GIVEN TASK:
Extract the text of each entry below exactly, leaving every image behind.

++++ AVAILABLE RECORDS ++++

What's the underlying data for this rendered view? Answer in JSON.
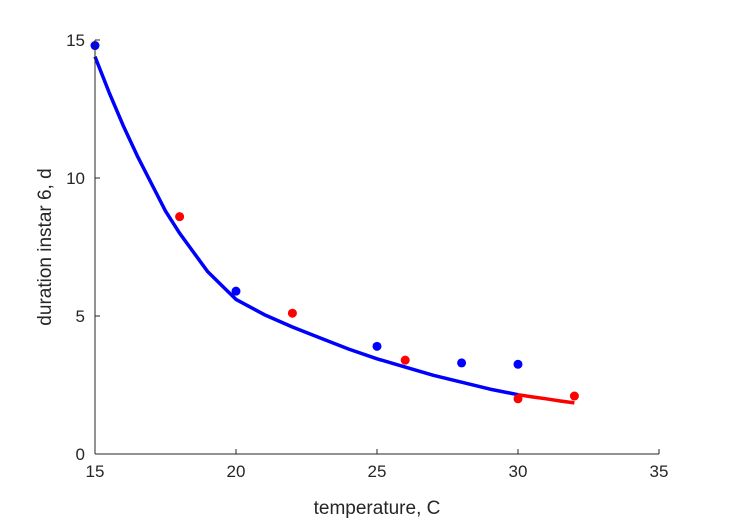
{
  "chart_data": {
    "type": "scatter",
    "title": "",
    "xlabel": "temperature, C",
    "ylabel": "duration instar 6, d",
    "xlim": [
      15,
      35
    ],
    "ylim": [
      0,
      15
    ],
    "xticks": [
      15,
      20,
      25,
      30,
      35
    ],
    "yticks": [
      0,
      5,
      10,
      15
    ],
    "grid": false,
    "legend": "none",
    "colors": {
      "blue": "#0000ff",
      "red": "#ff0000",
      "axis": "#262626"
    },
    "series": [
      {
        "color": "blue",
        "kind": "points",
        "x": [
          15,
          20,
          25,
          28,
          30
        ],
        "y": [
          14.8,
          5.9,
          3.9,
          3.3,
          3.25
        ]
      },
      {
        "color": "red",
        "kind": "points",
        "x": [
          18,
          22,
          26,
          30,
          32
        ],
        "y": [
          8.6,
          5.1,
          3.4,
          2.0,
          2.1
        ]
      },
      {
        "color": "blue",
        "kind": "line",
        "x": [
          15,
          15.5,
          16,
          16.5,
          17,
          17.5,
          18,
          18.5,
          19,
          19.5,
          20,
          21,
          22,
          23,
          24,
          25,
          26,
          27,
          28,
          29,
          30
        ],
        "y": [
          14.4,
          13.1,
          11.9,
          10.8,
          9.8,
          8.8,
          8.0,
          7.3,
          6.6,
          6.1,
          5.6,
          5.05,
          4.6,
          4.2,
          3.8,
          3.45,
          3.15,
          2.85,
          2.6,
          2.35,
          2.15
        ]
      },
      {
        "color": "red",
        "kind": "line",
        "x": [
          30,
          30.5,
          31,
          31.5,
          32
        ],
        "y": [
          2.15,
          2.07,
          2.0,
          1.92,
          1.85
        ]
      }
    ]
  }
}
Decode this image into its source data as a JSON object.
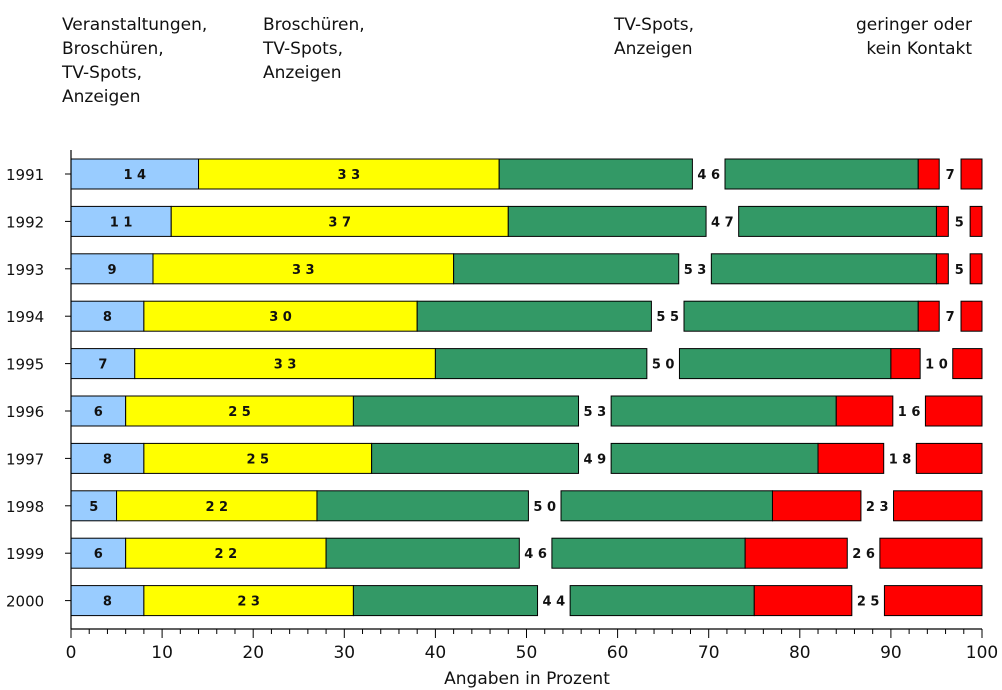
{
  "chart_data": {
    "type": "bar",
    "orientation": "horizontal",
    "stacked": true,
    "categories": [
      "1991",
      "1992",
      "1993",
      "1994",
      "1995",
      "1996",
      "1997",
      "1998",
      "1999",
      "2000"
    ],
    "series": [
      {
        "name": "Veranstaltungen, Broschüren, TV-Spots, Anzeigen",
        "color": "#99CCFF",
        "values": [
          14,
          11,
          9,
          8,
          7,
          6,
          8,
          5,
          6,
          8
        ]
      },
      {
        "name": "Broschüren, TV-Spots, Anzeigen",
        "color": "#FFFF00",
        "values": [
          33,
          37,
          33,
          30,
          33,
          25,
          25,
          22,
          22,
          23
        ]
      },
      {
        "name": "TV-Spots, Anzeigen",
        "color": "#339966",
        "values": [
          46,
          47,
          53,
          55,
          50,
          53,
          49,
          50,
          46,
          44
        ]
      },
      {
        "name": "geringer oder kein Kontakt",
        "color": "#FF0000",
        "values": [
          7,
          5,
          5,
          7,
          10,
          16,
          18,
          23,
          26,
          25
        ]
      }
    ],
    "xlabel": "Angaben in Prozent",
    "ylabel": "",
    "xlim": [
      0,
      100
    ],
    "xticks": [
      "0",
      "10",
      "20",
      "30",
      "40",
      "50",
      "60",
      "70",
      "80",
      "90",
      "100"
    ],
    "grid": false,
    "legend_position": "top"
  },
  "legend": [
    {
      "lines": [
        "Veranstaltungen,",
        "Broschüren,",
        "TV-Spots,",
        "Anzeigen"
      ]
    },
    {
      "lines": [
        "Broschüren,",
        "TV-Spots,",
        "Anzeigen"
      ]
    },
    {
      "lines": [
        "TV-Spots,",
        "Anzeigen"
      ]
    },
    {
      "lines": [
        "geringer oder",
        "kein Kontakt"
      ]
    }
  ]
}
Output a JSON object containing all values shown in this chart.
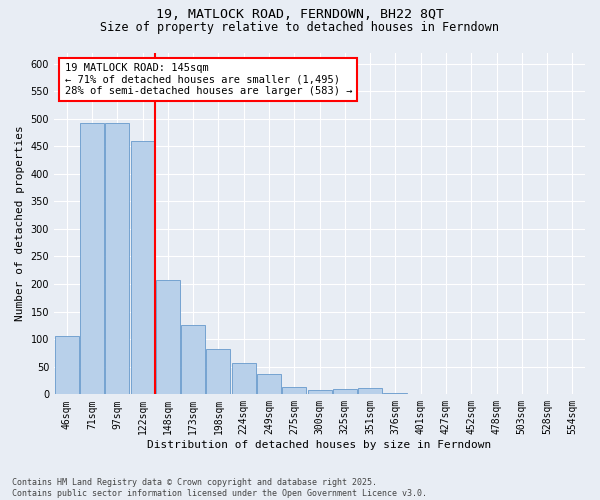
{
  "title": "19, MATLOCK ROAD, FERNDOWN, BH22 8QT",
  "subtitle": "Size of property relative to detached houses in Ferndown",
  "xlabel": "Distribution of detached houses by size in Ferndown",
  "ylabel": "Number of detached properties",
  "categories": [
    "46sqm",
    "71sqm",
    "97sqm",
    "122sqm",
    "148sqm",
    "173sqm",
    "198sqm",
    "224sqm",
    "249sqm",
    "275sqm",
    "300sqm",
    "325sqm",
    "351sqm",
    "376sqm",
    "401sqm",
    "427sqm",
    "452sqm",
    "478sqm",
    "503sqm",
    "528sqm",
    "554sqm"
  ],
  "values": [
    105,
    492,
    492,
    460,
    207,
    125,
    82,
    57,
    37,
    14,
    8,
    10,
    11,
    3,
    1,
    1,
    0,
    0,
    0,
    0,
    0
  ],
  "bar_color": "#b8d0ea",
  "bar_edge_color": "#6699cc",
  "vline_color": "red",
  "vline_bin_index": 4,
  "annotation_text": "19 MATLOCK ROAD: 145sqm\n← 71% of detached houses are smaller (1,495)\n28% of semi-detached houses are larger (583) →",
  "annotation_box_color": "white",
  "annotation_box_edge_color": "red",
  "ylim": [
    0,
    620
  ],
  "yticks": [
    0,
    50,
    100,
    150,
    200,
    250,
    300,
    350,
    400,
    450,
    500,
    550,
    600
  ],
  "background_color": "#e8edf4",
  "footer": "Contains HM Land Registry data © Crown copyright and database right 2025.\nContains public sector information licensed under the Open Government Licence v3.0.",
  "title_fontsize": 9.5,
  "subtitle_fontsize": 8.5,
  "xlabel_fontsize": 8,
  "ylabel_fontsize": 8,
  "tick_fontsize": 7,
  "annotation_fontsize": 7.5,
  "footer_fontsize": 6
}
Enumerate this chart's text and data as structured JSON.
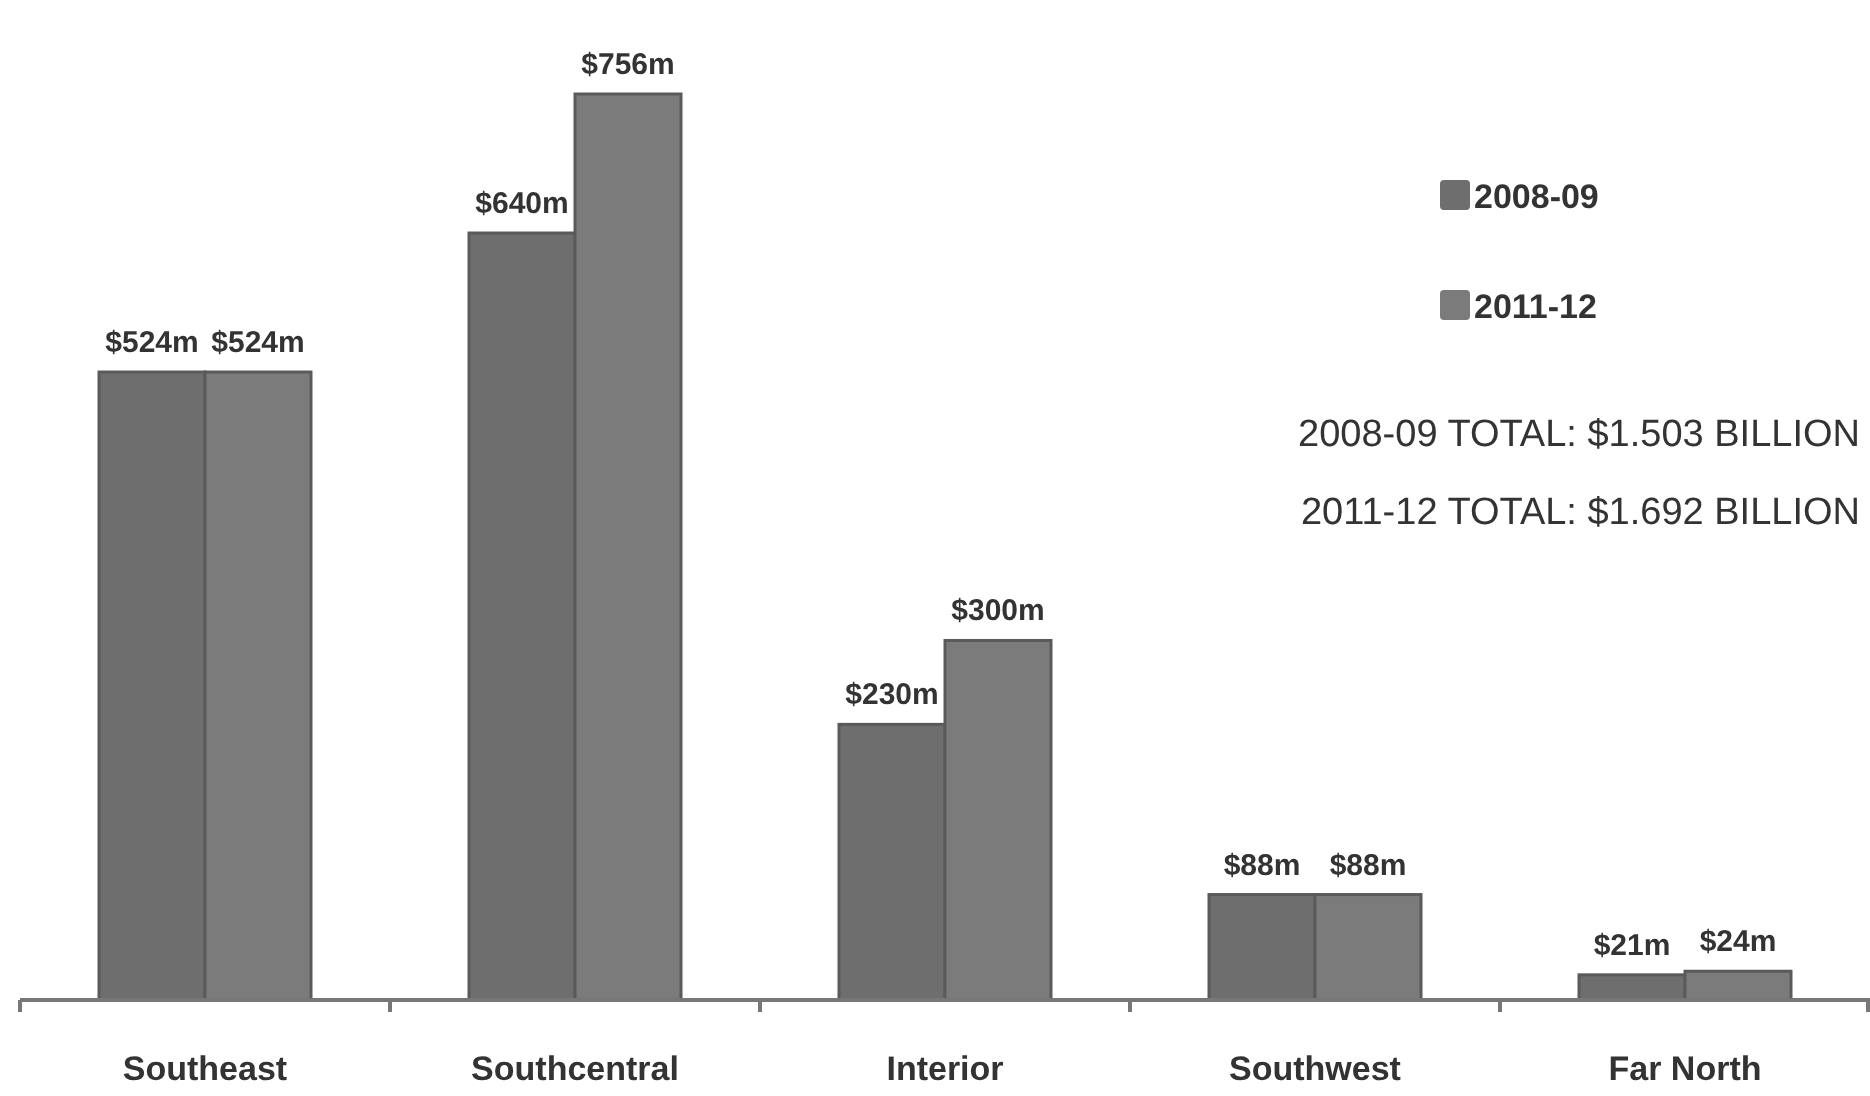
{
  "chart_data": {
    "type": "bar",
    "categories": [
      "Southeast",
      "Southcentral",
      "Interior",
      "Southwest",
      "Far North"
    ],
    "series": [
      {
        "name": "2008-09",
        "color": "#6e6e6e",
        "values": [
          524,
          640,
          230,
          88,
          21
        ],
        "value_labels": [
          "$524m",
          "$640m",
          "$230m",
          "$88m",
          "$21m"
        ]
      },
      {
        "name": "2011-12",
        "color": "#7b7b7b",
        "values": [
          524,
          756,
          300,
          88,
          24
        ],
        "value_labels": [
          "$524m",
          "$756m",
          "$300m",
          "$88m",
          "$24m"
        ]
      }
    ],
    "legend": "top right",
    "annotations": [
      "2008-09 TOTAL: $1.503 BILLION",
      "2011-12 TOTAL: $1.692 BILLION"
    ]
  }
}
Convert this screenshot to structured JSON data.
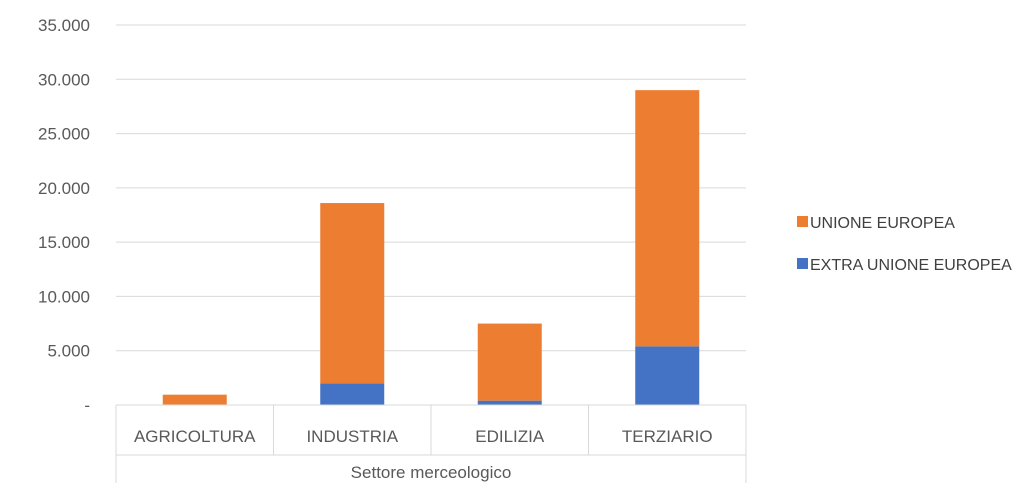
{
  "chart_data": {
    "type": "bar",
    "stacked": true,
    "categories": [
      "AGRICOLTURA",
      "INDUSTRIA",
      "EDILIZIA",
      "TERZIARIO"
    ],
    "series": [
      {
        "name": "EXTRA UNIONE EUROPEA",
        "color": "#4472C4",
        "values": [
          50,
          2000,
          400,
          5400
        ]
      },
      {
        "name": "UNIONE EUROPEA",
        "color": "#ED7D31",
        "values": [
          900,
          16600,
          7100,
          23600
        ]
      }
    ],
    "xlabel": "Settore merceologico",
    "ylabel": "",
    "ylim": [
      0,
      35000
    ],
    "yticks": [
      0,
      5000,
      10000,
      15000,
      20000,
      25000,
      30000,
      35000
    ],
    "ytick_labels": [
      "-",
      "5.000",
      "10.000",
      "15.000",
      "20.000",
      "25.000",
      "30.000",
      "35.000"
    ],
    "grid": true,
    "legend_position": "right",
    "legend_order": [
      "UNIONE EUROPEA",
      "EXTRA UNIONE EUROPEA"
    ]
  }
}
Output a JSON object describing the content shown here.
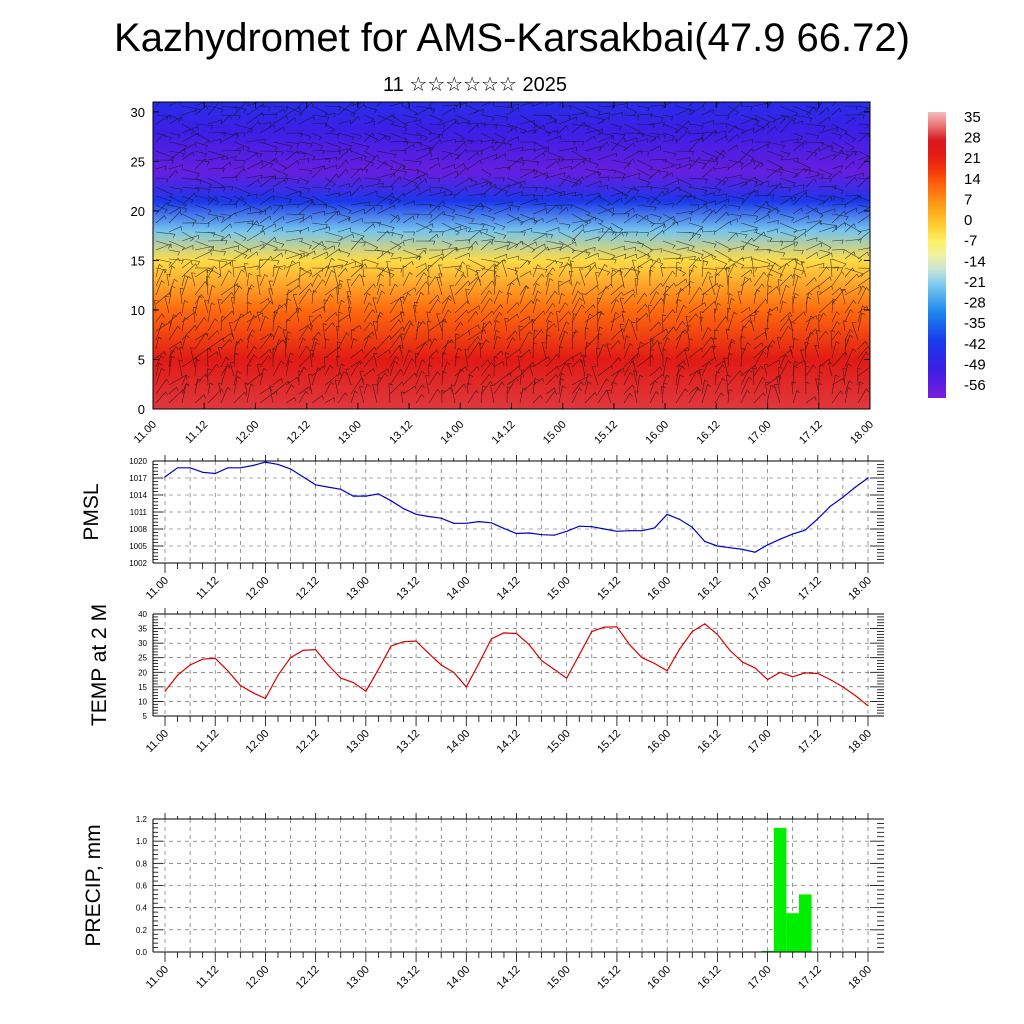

++++

EXERCISE RESULT:
What's the underlying data for this rendered view? Answer in JSON.
{
  "chart_data": {
    "type": "scatter",
    "title": "",
    "xlabel": "temperature, C",
    "ylabel": "duration instar 6, d",
    "xlim": [
      15,
      35
    ],
    "ylim": [
      0,
      15
    ],
    "xticks": [
      15,
      20,
      25,
      30,
      35
    ],
    "yticks": [
      0,
      5,
      10,
      15
    ],
    "grid": false,
    "legend": "none",
    "colors": {
      "blue": "#0000ff",
      "red": "#ff0000",
      "axis": "#262626"
    },
    "series": [
      {
        "color": "blue",
        "kind": "points",
        "x": [
          15,
          20,
          25,
          28,
          30
        ],
        "y": [
          14.8,
          5.9,
          3.9,
          3.3,
          3.25
        ]
      },
      {
        "color": "red",
        "kind": "points",
        "x": [
          18,
          22,
          26,
          30,
          32
        ],
        "y": [
          8.6,
          5.1,
          3.4,
          2.0,
          2.1
        ]
      },
      {
        "color": "blue",
        "kind": "line",
        "x": [
          15,
          15.5,
          16,
          16.5,
          17,
          17.5,
          18,
          18.5,
          19,
          19.5,
          20,
          21,
          22,
          23,
          24,
          25,
          26,
          27,
          28,
          29,
          30
        ],
        "y": [
          14.4,
          13.1,
          11.9,
          10.8,
          9.8,
          8.8,
          8.0,
          7.3,
          6.6,
          6.1,
          5.6,
          5.05,
          4.6,
          4.2,
          3.8,
          3.45,
          3.15,
          2.85,
          2.6,
          2.35,
          2.15
        ]
      },
      {
        "color": "red",
        "kind": "line",
        "x": [
          30,
          30.5,
          31,
          31.5,
          32
        ],
        "y": [
          2.15,
          2.07,
          2.0,
          1.92,
          1.85
        ]
      }
    ]
  }
}
Decode this image into its source data as a JSON object.
{
  "chart_data": {
    "type": "bar",
    "orientation": "horizontal",
    "stacked": true,
    "categories": [
      "1991",
      "1992",
      "1993",
      "1994",
      "1995",
      "1996",
      "1997",
      "1998",
      "1999",
      "2000"
    ],
    "series": [
      {
        "name": "Veranstaltungen, Broschüren, TV-Spots, Anzeigen",
        "color": "#99CCFF",
        "values": [
          14,
          11,
          9,
          8,
          7,
          6,
          8,
          5,
          6,
          8
        ]
      },
      {
        "name": "Broschüren, TV-Spots, Anzeigen",
        "color": "#FFFF00",
        "values": [
          33,
          37,
          33,
          30,
          33,
          25,
          25,
          22,
          22,
          23
        ]
      },
      {
        "name": "TV-Spots, Anzeigen",
        "color": "#339966",
        "values": [
          46,
          47,
          53,
          55,
          50,
          53,
          49,
          50,
          46,
          44
        ]
      },
      {
        "name": "geringer oder kein Kontakt",
        "color": "#FF0000",
        "values": [
          7,
          5,
          5,
          7,
          10,
          16,
          18,
          23,
          26,
          25
        ]
      }
    ],
    "xlabel": "Angaben in Prozent",
    "ylabel": "",
    "xlim": [
      0,
      100
    ],
    "xticks": [
      "0",
      "10",
      "20",
      "30",
      "40",
      "50",
      "60",
      "70",
      "80",
      "90",
      "100"
    ],
    "grid": false,
    "legend_position": "top"
  },
  "legend": [
    {
      "lines": [
        "Veranstaltungen,",
        "Broschüren,",
        "TV-Spots,",
        "Anzeigen"
      ]
    },
    {
      "lines": [
        "Broschüren,",
        "TV-Spots,",
        "Anzeigen"
      ]
    },
    {
      "lines": [
        "TV-Spots,",
        "Anzeigen"
      ]
    },
    {
      "lines": [
        "geringer oder",
        "kein Kontakt"
      ]
    }
  ]
}
Output a JSON object containing all values shown in this chart.
{
  "title": "19, MATLOCK ROAD, FERNDOWN, BH22 8QT",
  "subtitle": "Size of property relative to detached houses in Ferndown",
  "xlabel": "Distribution of detached houses by size in Ferndown",
  "ylabel": "Number of detached properties",
  "categories": [
    "46sqm",
    "71sqm",
    "97sqm",
    "122sqm",
    "148sqm",
    "173sqm",
    "198sqm",
    "224sqm",
    "249sqm",
    "275sqm",
    "300sqm",
    "325sqm",
    "351sqm",
    "376sqm",
    "401sqm",
    "427sqm",
    "452sqm",
    "478sqm",
    "503sqm",
    "528sqm",
    "554sqm"
  ],
  "values": [
    105,
    492,
    492,
    460,
    207,
    125,
    82,
    57,
    37,
    14,
    8,
    10,
    11,
    3,
    1,
    1,
    0,
    0,
    0,
    0,
    0
  ],
  "bar_color": "#b8d0ea",
  "bar_edge_color": "#6699cc",
  "vline_color": "red",
  "vline_bin_index": 4,
  "annotation_text": "19 MATLOCK ROAD: 145sqm\n← 71% of detached houses are smaller (1,495)\n28% of semi-detached houses are larger (583) →",
  "annotation_box_color": "white",
  "annotation_box_edge_color": "red",
  "ylim": [
    0,
    620
  ],
  "yticks": [
    0,
    50,
    100,
    150,
    200,
    250,
    300,
    350,
    400,
    450,
    500,
    550,
    600
  ],
  "background_color": "#e8edf4",
  "footer": "Contains HM Land Registry data © Crown copyright and database right 2025.\nContains public sector information licensed under the Open Government Licence v3.0.",
  "title_fontsize": 9.5,
  "subtitle_fontsize": 8.5,
  "xlabel_fontsize": 8,
  "ylabel_fontsize": 8,
  "tick_fontsize": 7,
  "annotation_fontsize": 7.5,
  "footer_fontsize": 6
}
Enumerate this chart's text and data as structured JSON.
{
  "chart_data": {
    "type": "bar",
    "categories": [
      "Southeast",
      "Southcentral",
      "Interior",
      "Southwest",
      "Far North"
    ],
    "series": [
      {
        "name": "2008-09",
        "color": "#6e6e6e",
        "values": [
          524,
          640,
          230,
          88,
          21
        ],
        "value_labels": [
          "$524m",
          "$640m",
          "$230m",
          "$88m",
          "$21m"
        ]
      },
      {
        "name": "2011-12",
        "color": "#7b7b7b",
        "values": [
          524,
          756,
          300,
          88,
          24
        ],
        "value_labels": [
          "$524m",
          "$756m",
          "$300m",
          "$88m",
          "$24m"
        ]
      }
    ],
    "legend": "top right",
    "annotations": [
      "2008-09 TOTAL: $1.503 BILLION",
      "2011-12 TOTAL: $1.692 BILLION"
    ]
  }
}
Convert this screenshot to structured JSON data.
{
  "chart_data": {
    "type": "bar",
    "stacked": true,
    "categories": [
      "AGRICOLTURA",
      "INDUSTRIA",
      "EDILIZIA",
      "TERZIARIO"
    ],
    "series": [
      {
        "name": "EXTRA UNIONE EUROPEA",
        "color": "#4472C4",
        "values": [
          50,
          2000,
          400,
          5400
        ]
      },
      {
        "name": "UNIONE EUROPEA",
        "color": "#ED7D31",
        "values": [
          900,
          16600,
          7100,
          23600
        ]
      }
    ],
    "xlabel": "Settore merceologico",
    "ylabel": "",
    "ylim": [
      0,
      35000
    ],
    "yticks": [
      0,
      5000,
      10000,
      15000,
      20000,
      25000,
      30000,
      35000
    ],
    "ytick_labels": [
      "-",
      "5.000",
      "10.000",
      "15.000",
      "20.000",
      "25.000",
      "30.000",
      "35.000"
    ],
    "grid": true,
    "legend_position": "right",
    "legend_order": [
      "UNIONE EUROPEA",
      "EXTRA UNIONE EUROPEA"
    ]
  }
}
Output a JSON object describing the content shown here.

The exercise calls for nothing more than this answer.